[Records from a data collection]
——————

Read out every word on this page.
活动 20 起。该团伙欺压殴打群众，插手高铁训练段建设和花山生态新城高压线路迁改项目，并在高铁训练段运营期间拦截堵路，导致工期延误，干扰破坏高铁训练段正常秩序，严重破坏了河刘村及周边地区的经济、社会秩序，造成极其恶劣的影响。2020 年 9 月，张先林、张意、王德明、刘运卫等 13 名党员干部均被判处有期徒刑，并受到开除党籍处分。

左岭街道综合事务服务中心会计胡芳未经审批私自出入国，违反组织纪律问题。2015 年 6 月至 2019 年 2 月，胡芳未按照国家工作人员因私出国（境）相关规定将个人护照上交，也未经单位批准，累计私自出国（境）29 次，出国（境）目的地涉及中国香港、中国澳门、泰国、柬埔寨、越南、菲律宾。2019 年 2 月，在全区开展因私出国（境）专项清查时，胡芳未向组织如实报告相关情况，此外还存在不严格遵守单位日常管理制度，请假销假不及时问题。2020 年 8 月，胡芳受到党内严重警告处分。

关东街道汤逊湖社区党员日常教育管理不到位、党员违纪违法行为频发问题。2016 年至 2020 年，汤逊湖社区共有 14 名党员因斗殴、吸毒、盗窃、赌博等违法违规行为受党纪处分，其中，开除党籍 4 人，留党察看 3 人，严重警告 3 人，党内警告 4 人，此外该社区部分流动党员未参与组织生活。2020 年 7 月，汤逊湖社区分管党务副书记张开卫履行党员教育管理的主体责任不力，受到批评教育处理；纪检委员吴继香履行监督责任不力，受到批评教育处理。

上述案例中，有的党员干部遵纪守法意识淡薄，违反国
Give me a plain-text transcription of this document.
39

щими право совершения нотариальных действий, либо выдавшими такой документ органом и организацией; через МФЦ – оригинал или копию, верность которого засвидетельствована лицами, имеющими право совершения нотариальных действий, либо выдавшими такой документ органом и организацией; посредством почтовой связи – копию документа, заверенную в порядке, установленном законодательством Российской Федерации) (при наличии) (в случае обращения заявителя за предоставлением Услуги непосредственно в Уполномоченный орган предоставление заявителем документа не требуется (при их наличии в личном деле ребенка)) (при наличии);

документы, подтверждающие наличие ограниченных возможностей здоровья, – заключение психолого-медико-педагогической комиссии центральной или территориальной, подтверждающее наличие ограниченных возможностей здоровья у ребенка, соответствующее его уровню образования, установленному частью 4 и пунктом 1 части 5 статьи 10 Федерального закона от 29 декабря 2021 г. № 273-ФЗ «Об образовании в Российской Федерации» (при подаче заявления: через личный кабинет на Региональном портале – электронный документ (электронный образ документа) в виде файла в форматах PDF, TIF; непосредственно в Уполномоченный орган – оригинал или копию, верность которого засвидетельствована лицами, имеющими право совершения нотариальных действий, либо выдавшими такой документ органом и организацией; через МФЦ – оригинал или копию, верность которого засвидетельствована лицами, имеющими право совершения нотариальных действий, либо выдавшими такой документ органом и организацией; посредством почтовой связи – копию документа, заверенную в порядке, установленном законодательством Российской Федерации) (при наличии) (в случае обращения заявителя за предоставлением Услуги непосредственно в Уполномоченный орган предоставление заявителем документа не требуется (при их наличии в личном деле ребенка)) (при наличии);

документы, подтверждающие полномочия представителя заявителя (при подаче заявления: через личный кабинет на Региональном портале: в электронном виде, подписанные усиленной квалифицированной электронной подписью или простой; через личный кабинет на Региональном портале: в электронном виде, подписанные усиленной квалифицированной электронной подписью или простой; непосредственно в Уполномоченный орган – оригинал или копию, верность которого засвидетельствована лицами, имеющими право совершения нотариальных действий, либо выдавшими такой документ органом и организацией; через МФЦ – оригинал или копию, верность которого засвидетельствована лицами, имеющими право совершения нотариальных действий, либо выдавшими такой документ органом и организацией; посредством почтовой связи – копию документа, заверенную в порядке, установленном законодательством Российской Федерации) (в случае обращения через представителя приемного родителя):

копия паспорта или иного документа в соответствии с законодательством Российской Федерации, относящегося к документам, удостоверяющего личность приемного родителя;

——————

List each line holding the string "заявления".

## Full output
документы, подтверждающие наличие ограниченных возможностей здоровья, – заключение психолого-медико-педагогической комиссии центральной или территориальной, подтверждающее наличие ограниченных возможностей здоровья у ребенка, соответствующее его уровню образования, установленному частью 4 и пунктом 1 части 5 статьи 10 Федерального закона от 29 декабря 2021 г. № 273-ФЗ «Об образовании в Российской Федерации» (при подаче заявления: через личный кабинет на Региональном портале – электронный документ (электронный образ документа) в виде файла в форматах PDF, TIF; непосредственно в Уполномоченный орган – оригинал или копию, верность которого засвидетельствована лицами, имеющими право совершения нотариальных действий, либо выдавшими такой документ органом и организацией; через МФЦ – оригинал или копию, верность которого засвидетельствована лицами, имеющими право совершения нотариальных действий, либо выдавшими такой документ органом и организацией; посредством почтовой связи – копию документа, заверенную в порядке, установленном законодательством Российской Федерации) (при наличии) (в случае обращения заявителя за предоставлением Услуги непосредственно в Уполномоченный орган предоставление заявителем документа не требуется (при их наличии в личном деле ребенка)) (при наличии);
документы, подтверждающие полномочия представителя заявителя (при подаче заявления: через личный кабинет на Региональном портале: в электронном виде, подписанные усиленной квалифицированной электронной подписью или простой; через личный кабинет на Региональном портале: в электронном виде, подписанные усиленной квалифицированной электронной подписью или простой; непосредственно в Уполномоченный орган – оригинал или копию, верность которого засвидетельствована лицами, имеющими право совершения нотариальных действий, либо выдавшими такой документ органом и организацией; через МФЦ – оригинал или копию, верность которого засвидетельствована лицами, имеющими право совершения нотариальных действий, либо выдавшими такой документ органом и организацией; посредством почтовой связи – копию документа, заверенную в порядке, установленном законодательством Российской Федерации) (в случае обращения через представителя приемного родителя):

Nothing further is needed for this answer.